- [DO THIS]: Every entry that follows should be reproduced exactly.

──────── PROVIDED RECORDS ────────

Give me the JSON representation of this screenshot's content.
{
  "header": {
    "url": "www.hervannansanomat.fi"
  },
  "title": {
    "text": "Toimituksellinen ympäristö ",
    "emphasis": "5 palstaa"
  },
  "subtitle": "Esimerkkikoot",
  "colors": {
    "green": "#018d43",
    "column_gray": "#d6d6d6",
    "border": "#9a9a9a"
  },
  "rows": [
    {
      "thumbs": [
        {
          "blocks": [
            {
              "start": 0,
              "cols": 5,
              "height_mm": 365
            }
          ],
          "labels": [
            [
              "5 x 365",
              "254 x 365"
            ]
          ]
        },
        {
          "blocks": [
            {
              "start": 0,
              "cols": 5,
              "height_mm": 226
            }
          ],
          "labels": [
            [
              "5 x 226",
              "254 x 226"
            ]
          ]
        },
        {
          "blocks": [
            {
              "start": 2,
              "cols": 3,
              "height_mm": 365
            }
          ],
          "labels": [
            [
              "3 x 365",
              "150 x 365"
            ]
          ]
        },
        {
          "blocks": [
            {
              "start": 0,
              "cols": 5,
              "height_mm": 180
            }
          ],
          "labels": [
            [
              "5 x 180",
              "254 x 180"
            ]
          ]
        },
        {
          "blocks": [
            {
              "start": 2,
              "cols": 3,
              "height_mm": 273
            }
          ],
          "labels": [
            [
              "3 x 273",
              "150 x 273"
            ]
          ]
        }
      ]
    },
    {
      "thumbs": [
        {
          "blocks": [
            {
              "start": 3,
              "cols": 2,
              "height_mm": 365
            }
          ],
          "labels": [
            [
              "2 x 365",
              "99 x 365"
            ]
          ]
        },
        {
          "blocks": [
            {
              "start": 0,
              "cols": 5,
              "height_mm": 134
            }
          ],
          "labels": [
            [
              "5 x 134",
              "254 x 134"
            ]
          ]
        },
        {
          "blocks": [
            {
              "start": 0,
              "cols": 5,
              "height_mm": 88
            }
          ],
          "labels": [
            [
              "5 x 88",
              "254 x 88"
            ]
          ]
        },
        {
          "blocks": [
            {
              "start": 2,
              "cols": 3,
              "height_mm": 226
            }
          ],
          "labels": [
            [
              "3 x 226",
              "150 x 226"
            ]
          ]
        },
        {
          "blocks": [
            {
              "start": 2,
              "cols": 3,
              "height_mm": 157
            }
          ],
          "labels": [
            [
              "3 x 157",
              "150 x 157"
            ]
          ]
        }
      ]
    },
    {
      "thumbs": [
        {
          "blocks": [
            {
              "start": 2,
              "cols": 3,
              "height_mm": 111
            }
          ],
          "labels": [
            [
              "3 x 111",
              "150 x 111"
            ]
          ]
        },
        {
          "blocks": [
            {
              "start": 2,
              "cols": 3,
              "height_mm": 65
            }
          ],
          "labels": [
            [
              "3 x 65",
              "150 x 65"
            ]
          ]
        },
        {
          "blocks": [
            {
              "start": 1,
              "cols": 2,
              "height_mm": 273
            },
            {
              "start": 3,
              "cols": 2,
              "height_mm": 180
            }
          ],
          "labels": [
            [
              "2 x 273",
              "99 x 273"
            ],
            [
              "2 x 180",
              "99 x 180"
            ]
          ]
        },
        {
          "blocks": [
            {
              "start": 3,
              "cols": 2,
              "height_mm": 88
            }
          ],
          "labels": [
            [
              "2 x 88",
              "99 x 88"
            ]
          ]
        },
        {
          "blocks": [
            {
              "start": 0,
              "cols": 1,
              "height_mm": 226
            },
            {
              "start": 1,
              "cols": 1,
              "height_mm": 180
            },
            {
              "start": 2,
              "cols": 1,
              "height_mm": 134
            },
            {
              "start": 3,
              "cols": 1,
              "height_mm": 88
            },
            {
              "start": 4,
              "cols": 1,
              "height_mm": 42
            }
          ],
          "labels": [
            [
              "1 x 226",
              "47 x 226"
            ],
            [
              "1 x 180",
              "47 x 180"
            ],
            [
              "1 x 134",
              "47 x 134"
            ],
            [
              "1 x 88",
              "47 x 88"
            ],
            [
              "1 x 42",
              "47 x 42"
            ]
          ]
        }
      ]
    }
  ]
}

────────

- [TASK OUTPUT]:
Give me the JSON representation of this screenshot's content.
{
  "header": {
    "url": "www.hervannansanomat.fi"
  },
  "title": {
    "text": "Toimituksellinen ympäristö ",
    "emphasis": "5 palstaa"
  },
  "subtitle": "Esimerkkikoot",
  "colors": {
    "green": "#018d43",
    "column_gray": "#d6d6d6",
    "border": "#9a9a9a"
  },
  "rows": [
    {
      "thumbs": [
        {
          "blocks": [
            {
              "start": 0,
              "cols": 5,
              "height_mm": 365
            }
          ],
          "labels": [
            [
              "5 x 365",
              "254 x 365"
            ]
          ]
        },
        {
          "blocks": [
            {
              "start": 0,
              "cols": 5,
              "height_mm": 226
            }
          ],
          "labels": [
            [
              "5 x 226",
              "254 x 226"
            ]
          ]
        },
        {
          "blocks": [
            {
              "start": 2,
              "cols": 3,
              "height_mm": 365
            }
          ],
          "labels": [
            [
              "3 x 365",
              "150 x 365"
            ]
          ]
        },
        {
          "blocks": [
            {
              "start": 0,
              "cols": 5,
              "height_mm": 180
            }
          ],
          "labels": [
            [
              "5 x 180",
              "254 x 180"
            ]
          ]
        },
        {
          "blocks": [
            {
              "start": 2,
              "cols": 3,
              "height_mm": 273
            }
          ],
          "labels": [
            [
              "3 x 273",
              "150 x 273"
            ]
          ]
        }
      ]
    },
    {
      "thumbs": [
        {
          "blocks": [
            {
              "start": 3,
              "cols": 2,
              "height_mm": 365
            }
          ],
          "labels": [
            [
              "2 x 365",
              "99 x 365"
            ]
          ]
        },
        {
          "blocks": [
            {
              "start": 0,
              "cols": 5,
              "height_mm": 134
            }
          ],
          "labels": [
            [
              "5 x 134",
              "254 x 134"
            ]
          ]
        },
        {
          "blocks": [
            {
              "start": 0,
              "cols": 5,
              "height_mm": 88
            }
          ],
          "labels": [
            [
              "5 x 88",
              "254 x 88"
            ]
          ]
        },
        {
          "blocks": [
            {
              "start": 2,
              "cols": 3,
              "height_mm": 226
            }
          ],
          "labels": [
            [
              "3 x 226",
              "150 x 226"
            ]
          ]
        },
        {
          "blocks": [
            {
              "start": 2,
              "cols": 3,
              "height_mm": 157
            }
          ],
          "labels": [
            [
              "3 x 157",
              "150 x 157"
            ]
          ]
        }
      ]
    },
    {
      "thumbs": [
        {
          "blocks": [
            {
              "start": 2,
              "cols": 3,
              "height_mm": 111
            }
          ],
          "labels": [
            [
              "3 x 111",
              "150 x 111"
            ]
          ]
        },
        {
          "blocks": [
            {
              "start": 2,
              "cols": 3,
              "height_mm": 65
            }
          ],
          "labels": [
            [
              "3 x 65",
              "150 x 65"
            ]
          ]
        },
        {
          "blocks": [
            {
              "start": 1,
              "cols": 2,
              "height_mm": 273
            },
            {
              "start": 3,
              "cols": 2,
              "height_mm": 180
            }
          ],
          "labels": [
            [
              "2 x 273",
              "99 x 273"
            ],
            [
              "2 x 180",
              "99 x 180"
            ]
          ]
        },
        {
          "blocks": [
            {
              "start": 3,
              "cols": 2,
              "height_mm": 88
            }
          ],
          "labels": [
            [
              "2 x 88",
              "99 x 88"
            ]
          ]
        },
        {
          "blocks": [
            {
              "start": 0,
              "cols": 1,
              "height_mm": 226
            },
            {
              "start": 1,
              "cols": 1,
              "height_mm": 180
            },
            {
              "start": 2,
              "cols": 1,
              "height_mm": 134
            },
            {
              "start": 3,
              "cols": 1,
              "height_mm": 88
            },
            {
              "start": 4,
              "cols": 1,
              "height_mm": 42
            }
          ],
          "labels": [
            [
              "1 x 226",
              "47 x 226"
            ],
            [
              "1 x 180",
              "47 x 180"
            ],
            [
              "1 x 134",
              "47 x 134"
            ],
            [
              "1 x 88",
              "47 x 88"
            ],
            [
              "1 x 42",
              "47 x 42"
            ]
          ]
        }
      ]
    }
  ]
}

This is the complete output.